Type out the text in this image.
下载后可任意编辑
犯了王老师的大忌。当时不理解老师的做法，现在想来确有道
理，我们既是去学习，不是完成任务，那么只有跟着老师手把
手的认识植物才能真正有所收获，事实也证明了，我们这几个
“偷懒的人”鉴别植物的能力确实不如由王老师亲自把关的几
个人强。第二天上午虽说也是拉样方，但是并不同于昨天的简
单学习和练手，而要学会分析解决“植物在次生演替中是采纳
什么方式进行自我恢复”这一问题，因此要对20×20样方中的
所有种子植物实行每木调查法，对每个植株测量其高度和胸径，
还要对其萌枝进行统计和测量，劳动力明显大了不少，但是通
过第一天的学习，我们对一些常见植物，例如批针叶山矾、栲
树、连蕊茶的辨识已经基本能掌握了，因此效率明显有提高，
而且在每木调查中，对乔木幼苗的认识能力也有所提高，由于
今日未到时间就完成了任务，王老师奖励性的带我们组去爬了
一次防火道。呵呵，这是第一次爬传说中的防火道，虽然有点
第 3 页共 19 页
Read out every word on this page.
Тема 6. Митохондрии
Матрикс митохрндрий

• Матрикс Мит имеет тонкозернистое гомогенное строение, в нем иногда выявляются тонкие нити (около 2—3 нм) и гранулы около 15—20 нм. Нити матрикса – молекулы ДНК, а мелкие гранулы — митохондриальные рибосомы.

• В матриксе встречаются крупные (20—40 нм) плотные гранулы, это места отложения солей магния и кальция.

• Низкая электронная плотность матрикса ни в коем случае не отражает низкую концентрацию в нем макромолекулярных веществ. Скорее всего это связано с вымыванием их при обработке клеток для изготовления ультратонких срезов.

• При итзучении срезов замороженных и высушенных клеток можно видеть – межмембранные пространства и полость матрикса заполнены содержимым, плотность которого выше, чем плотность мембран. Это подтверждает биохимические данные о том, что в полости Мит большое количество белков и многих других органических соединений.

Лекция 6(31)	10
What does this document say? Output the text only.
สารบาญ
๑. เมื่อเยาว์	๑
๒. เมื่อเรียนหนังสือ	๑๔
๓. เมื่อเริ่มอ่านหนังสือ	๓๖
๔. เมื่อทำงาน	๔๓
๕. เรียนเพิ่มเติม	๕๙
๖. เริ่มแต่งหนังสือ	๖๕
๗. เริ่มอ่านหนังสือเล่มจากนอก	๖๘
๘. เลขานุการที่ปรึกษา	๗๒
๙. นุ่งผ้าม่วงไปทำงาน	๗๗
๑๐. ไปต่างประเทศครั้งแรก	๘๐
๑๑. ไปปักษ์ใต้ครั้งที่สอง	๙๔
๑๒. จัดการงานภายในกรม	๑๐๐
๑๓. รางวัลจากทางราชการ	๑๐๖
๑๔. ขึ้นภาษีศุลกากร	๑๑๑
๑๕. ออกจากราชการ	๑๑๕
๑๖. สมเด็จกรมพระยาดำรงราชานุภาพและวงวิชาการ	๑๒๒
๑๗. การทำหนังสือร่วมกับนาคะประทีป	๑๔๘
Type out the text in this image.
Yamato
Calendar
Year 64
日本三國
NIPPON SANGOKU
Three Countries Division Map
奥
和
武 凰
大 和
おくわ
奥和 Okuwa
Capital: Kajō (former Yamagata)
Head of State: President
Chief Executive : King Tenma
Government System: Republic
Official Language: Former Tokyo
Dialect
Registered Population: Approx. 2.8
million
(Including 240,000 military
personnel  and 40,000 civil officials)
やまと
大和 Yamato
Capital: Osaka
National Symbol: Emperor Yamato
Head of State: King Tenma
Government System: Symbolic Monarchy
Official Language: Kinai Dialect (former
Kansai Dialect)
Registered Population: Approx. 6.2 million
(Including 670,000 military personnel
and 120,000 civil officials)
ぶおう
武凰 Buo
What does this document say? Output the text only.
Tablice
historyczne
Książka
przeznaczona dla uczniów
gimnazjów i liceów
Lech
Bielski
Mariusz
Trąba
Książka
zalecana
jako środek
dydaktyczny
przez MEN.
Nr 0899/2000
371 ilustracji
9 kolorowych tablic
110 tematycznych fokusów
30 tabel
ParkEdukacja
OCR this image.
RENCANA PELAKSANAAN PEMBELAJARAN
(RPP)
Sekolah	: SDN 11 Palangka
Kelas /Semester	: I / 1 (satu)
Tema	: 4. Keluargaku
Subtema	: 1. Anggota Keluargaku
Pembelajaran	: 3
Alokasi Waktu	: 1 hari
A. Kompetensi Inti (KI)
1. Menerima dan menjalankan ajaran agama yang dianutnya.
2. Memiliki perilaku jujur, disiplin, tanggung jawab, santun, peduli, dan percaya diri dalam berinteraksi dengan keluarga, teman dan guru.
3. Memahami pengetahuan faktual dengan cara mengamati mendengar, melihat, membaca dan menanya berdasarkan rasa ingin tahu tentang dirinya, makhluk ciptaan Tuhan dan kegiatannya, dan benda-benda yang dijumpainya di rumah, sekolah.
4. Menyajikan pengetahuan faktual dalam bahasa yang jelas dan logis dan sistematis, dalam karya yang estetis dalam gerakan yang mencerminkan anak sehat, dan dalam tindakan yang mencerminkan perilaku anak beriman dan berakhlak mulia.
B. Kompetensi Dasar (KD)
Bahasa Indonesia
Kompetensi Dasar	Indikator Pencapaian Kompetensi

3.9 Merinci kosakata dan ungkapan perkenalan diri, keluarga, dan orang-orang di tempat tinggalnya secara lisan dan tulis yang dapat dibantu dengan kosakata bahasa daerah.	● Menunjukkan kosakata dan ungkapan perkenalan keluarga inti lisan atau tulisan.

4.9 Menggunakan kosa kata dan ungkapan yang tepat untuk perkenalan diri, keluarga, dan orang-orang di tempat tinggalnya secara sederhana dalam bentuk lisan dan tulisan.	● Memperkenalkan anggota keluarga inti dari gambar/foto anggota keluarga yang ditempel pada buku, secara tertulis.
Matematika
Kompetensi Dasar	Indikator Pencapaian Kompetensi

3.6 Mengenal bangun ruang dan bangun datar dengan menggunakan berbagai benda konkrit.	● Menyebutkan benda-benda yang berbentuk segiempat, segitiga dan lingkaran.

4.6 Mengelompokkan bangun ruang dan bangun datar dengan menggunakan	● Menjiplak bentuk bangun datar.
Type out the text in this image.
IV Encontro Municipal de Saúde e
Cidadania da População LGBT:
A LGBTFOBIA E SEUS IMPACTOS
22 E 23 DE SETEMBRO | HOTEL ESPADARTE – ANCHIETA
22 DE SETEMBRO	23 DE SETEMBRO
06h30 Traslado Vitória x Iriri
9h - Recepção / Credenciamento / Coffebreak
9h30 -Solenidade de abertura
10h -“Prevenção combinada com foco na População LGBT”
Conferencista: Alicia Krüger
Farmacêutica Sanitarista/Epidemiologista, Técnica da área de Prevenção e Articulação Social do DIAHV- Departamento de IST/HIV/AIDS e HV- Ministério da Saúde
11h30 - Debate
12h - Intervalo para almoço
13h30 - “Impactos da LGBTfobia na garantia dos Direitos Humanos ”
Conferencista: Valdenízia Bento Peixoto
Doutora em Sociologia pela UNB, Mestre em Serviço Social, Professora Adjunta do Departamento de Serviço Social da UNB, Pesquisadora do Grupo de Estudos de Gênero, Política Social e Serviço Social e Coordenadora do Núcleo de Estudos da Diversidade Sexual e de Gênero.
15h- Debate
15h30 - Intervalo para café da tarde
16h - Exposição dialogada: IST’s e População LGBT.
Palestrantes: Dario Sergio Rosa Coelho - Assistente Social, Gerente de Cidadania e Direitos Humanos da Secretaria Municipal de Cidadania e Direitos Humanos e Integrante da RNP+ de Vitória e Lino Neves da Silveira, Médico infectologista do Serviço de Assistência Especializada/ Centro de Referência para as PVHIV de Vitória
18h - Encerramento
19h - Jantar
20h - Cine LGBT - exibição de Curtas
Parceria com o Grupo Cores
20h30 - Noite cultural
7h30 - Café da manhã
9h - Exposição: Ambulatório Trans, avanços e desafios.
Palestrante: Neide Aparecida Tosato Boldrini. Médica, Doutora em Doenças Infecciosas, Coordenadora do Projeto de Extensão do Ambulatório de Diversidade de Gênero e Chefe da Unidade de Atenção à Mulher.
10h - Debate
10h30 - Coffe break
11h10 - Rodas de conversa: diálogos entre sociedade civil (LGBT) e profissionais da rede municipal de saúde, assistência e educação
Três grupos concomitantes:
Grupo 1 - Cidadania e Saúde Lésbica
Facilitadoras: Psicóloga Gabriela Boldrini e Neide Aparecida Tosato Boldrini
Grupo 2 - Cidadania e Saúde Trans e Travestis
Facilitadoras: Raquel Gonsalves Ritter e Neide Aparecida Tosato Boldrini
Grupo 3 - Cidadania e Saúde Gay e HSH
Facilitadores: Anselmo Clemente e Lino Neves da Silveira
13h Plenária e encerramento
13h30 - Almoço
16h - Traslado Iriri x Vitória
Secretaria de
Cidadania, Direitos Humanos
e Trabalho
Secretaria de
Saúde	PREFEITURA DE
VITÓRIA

───

Written exercise>
Looking at the listing above, count the lines that contain "State" and give nothing but the number.

Solution for this exercise>
2